Filter this data down to the lines that hold "JSON", and copy them.

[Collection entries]
⁂
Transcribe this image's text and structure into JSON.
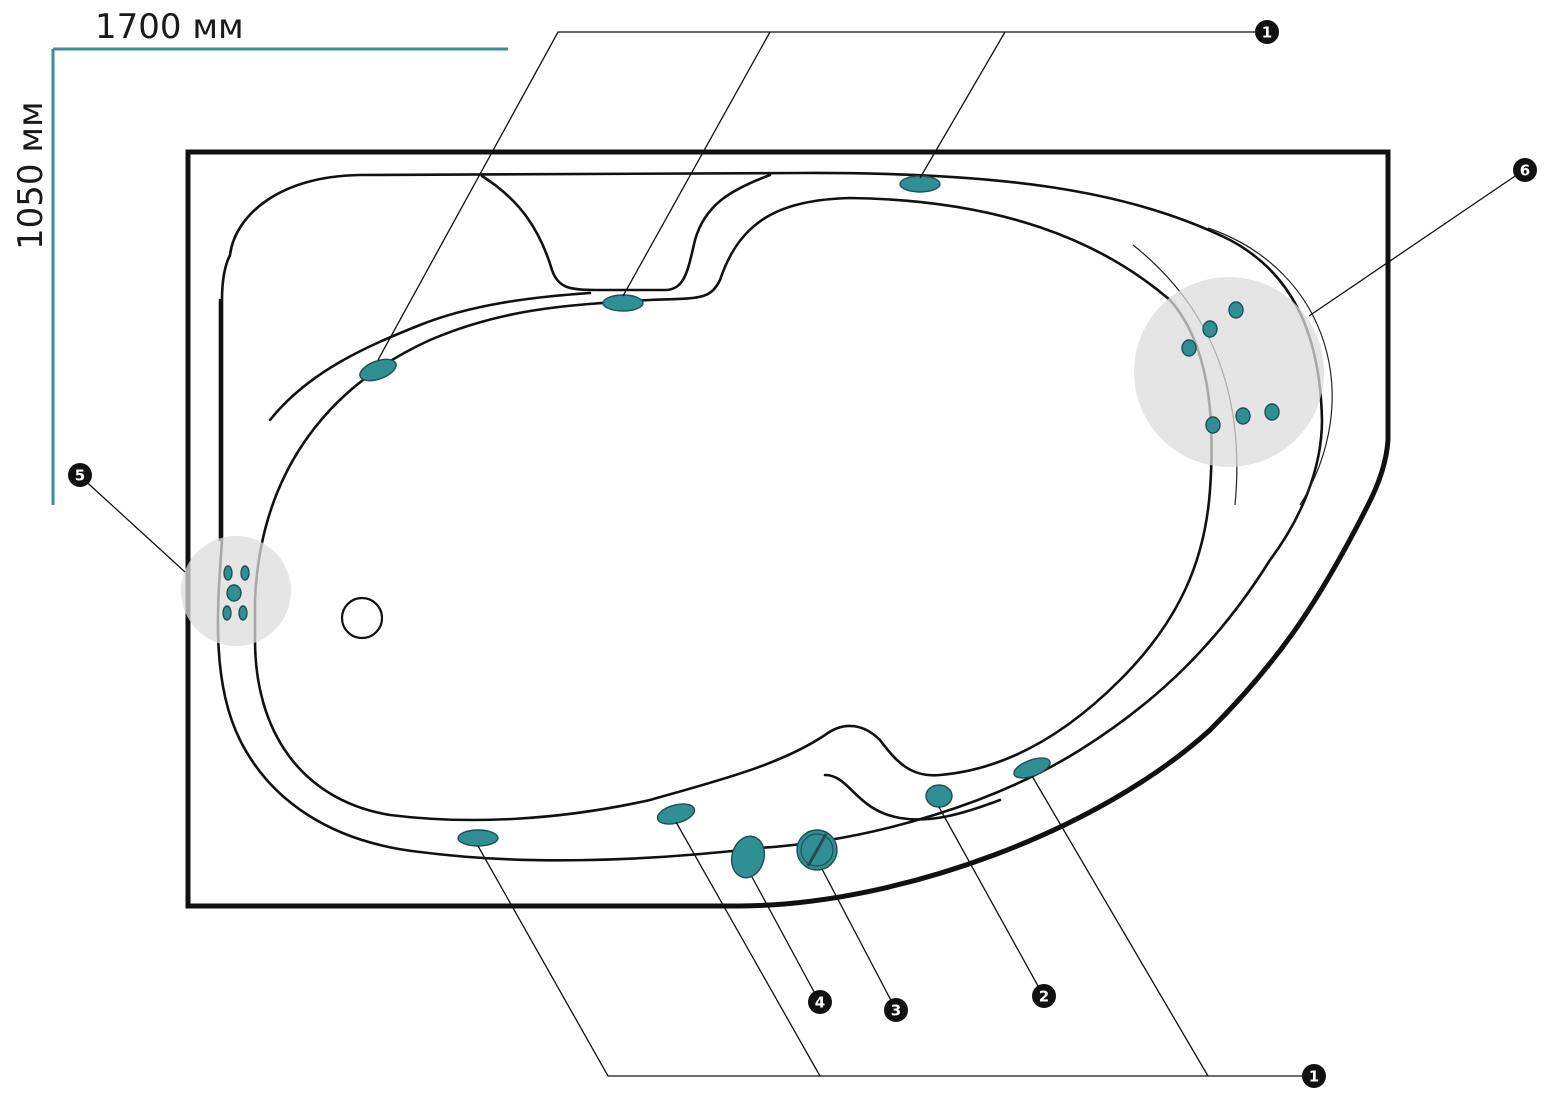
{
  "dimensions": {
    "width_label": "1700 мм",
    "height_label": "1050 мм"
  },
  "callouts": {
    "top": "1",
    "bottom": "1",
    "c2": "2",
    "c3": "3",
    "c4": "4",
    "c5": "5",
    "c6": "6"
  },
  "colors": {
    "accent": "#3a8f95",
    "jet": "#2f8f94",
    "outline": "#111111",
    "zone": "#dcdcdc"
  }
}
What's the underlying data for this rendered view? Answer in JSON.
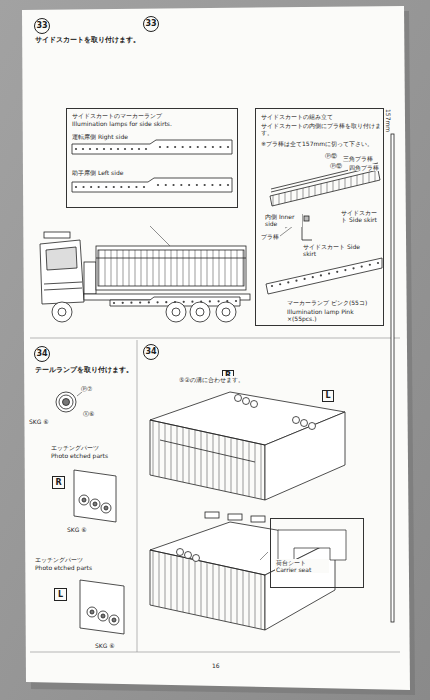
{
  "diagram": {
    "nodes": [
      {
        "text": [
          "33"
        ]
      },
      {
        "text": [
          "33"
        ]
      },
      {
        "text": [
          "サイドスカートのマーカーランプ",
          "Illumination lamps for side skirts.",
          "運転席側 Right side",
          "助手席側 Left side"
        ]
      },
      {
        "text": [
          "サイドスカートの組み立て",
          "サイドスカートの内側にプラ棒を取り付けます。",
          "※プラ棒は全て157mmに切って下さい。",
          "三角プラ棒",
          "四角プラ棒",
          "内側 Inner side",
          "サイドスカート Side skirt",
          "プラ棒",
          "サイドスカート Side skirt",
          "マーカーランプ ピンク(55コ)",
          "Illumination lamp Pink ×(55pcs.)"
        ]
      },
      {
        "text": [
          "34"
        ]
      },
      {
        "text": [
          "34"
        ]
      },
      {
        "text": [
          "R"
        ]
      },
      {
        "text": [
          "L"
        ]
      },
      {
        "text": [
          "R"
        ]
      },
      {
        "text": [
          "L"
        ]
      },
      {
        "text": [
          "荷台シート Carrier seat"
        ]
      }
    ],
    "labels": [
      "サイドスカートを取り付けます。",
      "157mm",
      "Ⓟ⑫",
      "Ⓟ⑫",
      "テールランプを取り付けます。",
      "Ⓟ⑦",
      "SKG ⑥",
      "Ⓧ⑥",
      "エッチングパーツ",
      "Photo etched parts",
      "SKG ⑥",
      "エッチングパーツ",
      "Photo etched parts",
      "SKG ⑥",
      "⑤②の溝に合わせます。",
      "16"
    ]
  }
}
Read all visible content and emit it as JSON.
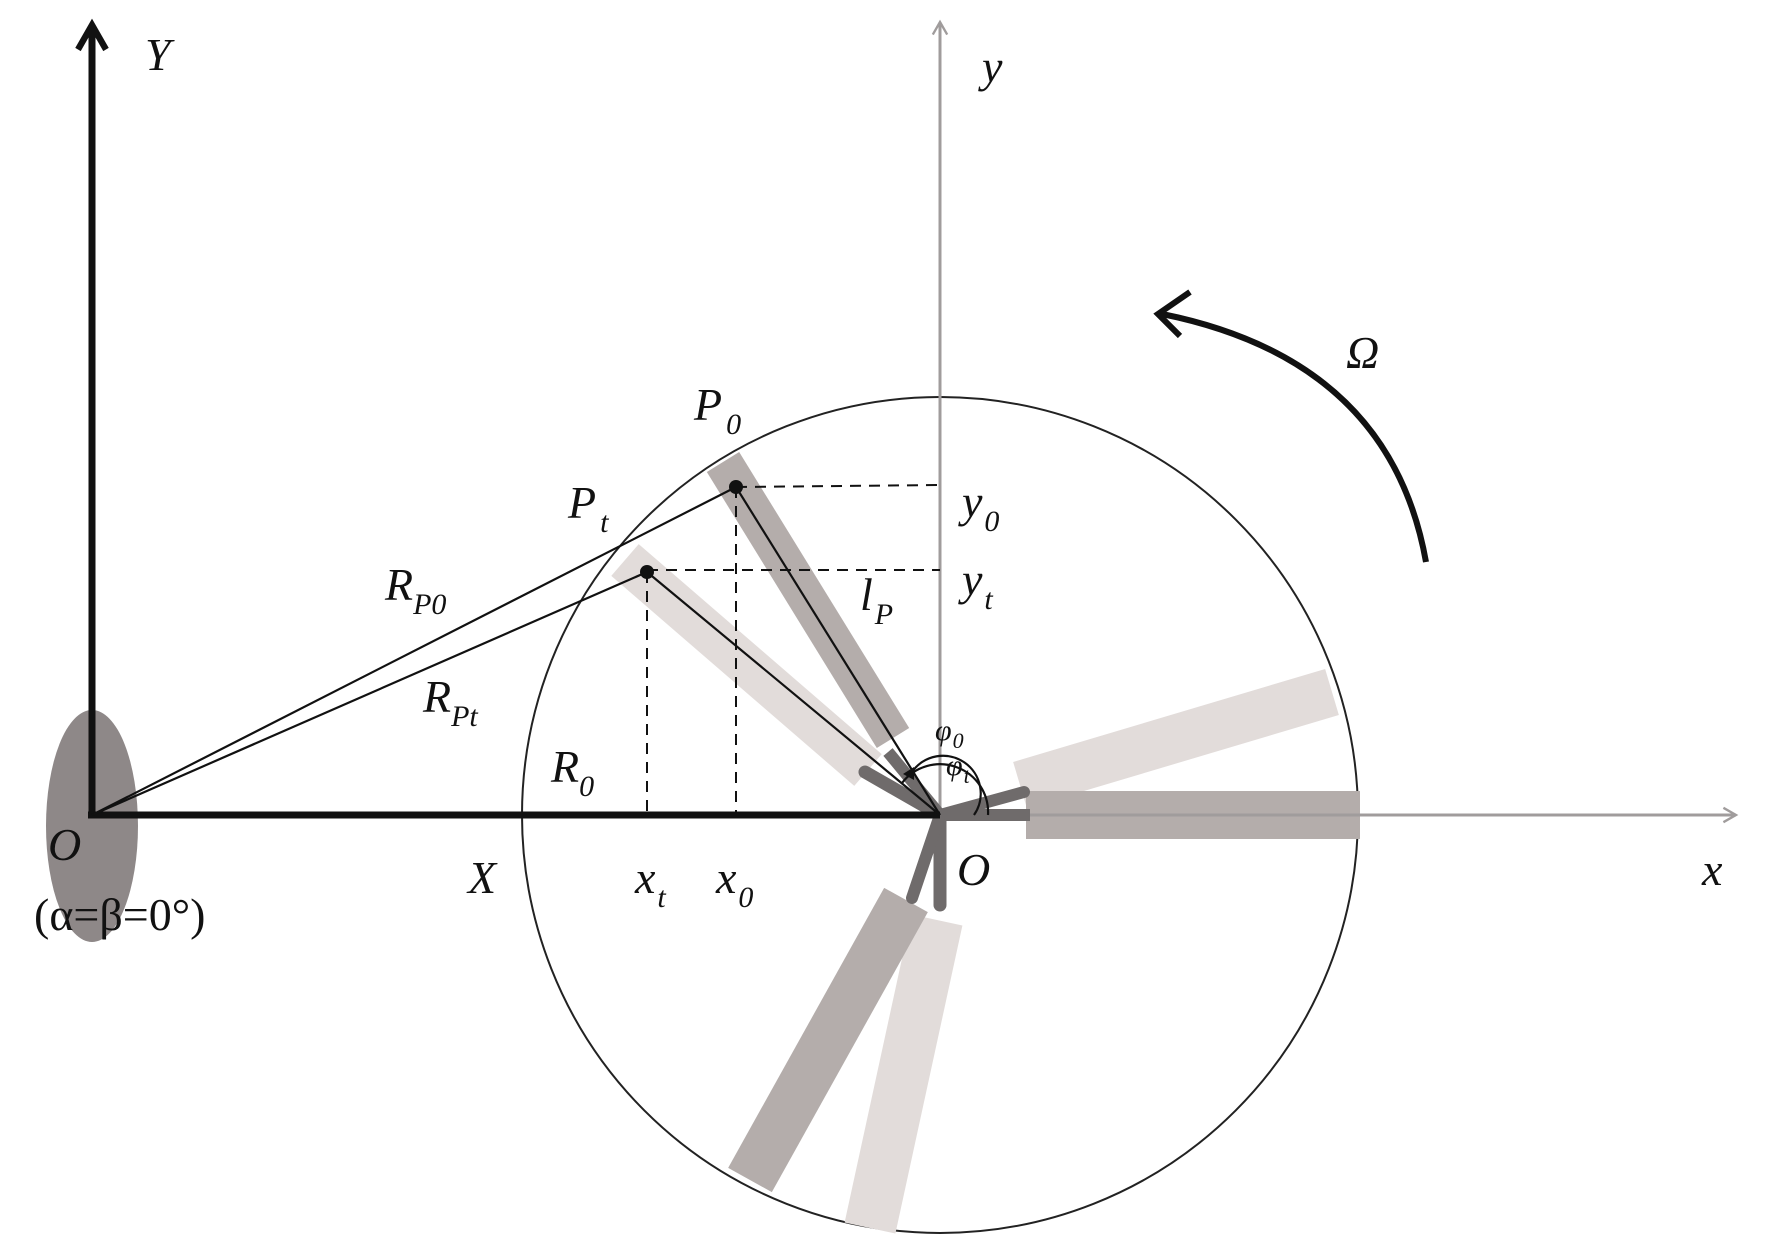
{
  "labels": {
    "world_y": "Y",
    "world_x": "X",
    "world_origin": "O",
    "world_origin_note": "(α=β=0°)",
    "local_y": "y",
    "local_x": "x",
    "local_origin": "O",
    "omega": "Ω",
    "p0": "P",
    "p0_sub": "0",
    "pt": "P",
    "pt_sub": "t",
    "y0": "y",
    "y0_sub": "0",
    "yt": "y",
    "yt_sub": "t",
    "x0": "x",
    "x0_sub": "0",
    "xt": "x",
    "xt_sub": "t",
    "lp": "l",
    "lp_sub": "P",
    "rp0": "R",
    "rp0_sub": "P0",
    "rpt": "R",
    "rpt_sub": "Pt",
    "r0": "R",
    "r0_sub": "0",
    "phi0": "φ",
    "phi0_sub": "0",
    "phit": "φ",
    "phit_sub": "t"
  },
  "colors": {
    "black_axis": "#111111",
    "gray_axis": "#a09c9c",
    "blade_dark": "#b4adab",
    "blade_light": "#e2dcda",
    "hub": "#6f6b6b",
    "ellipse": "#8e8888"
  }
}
⁂
Output of the task >>
Transcribe this image's text and structure into JSON.
What's the underlying data for this rendered view? Answer in JSON.
Read all visible content and emit it as JSON.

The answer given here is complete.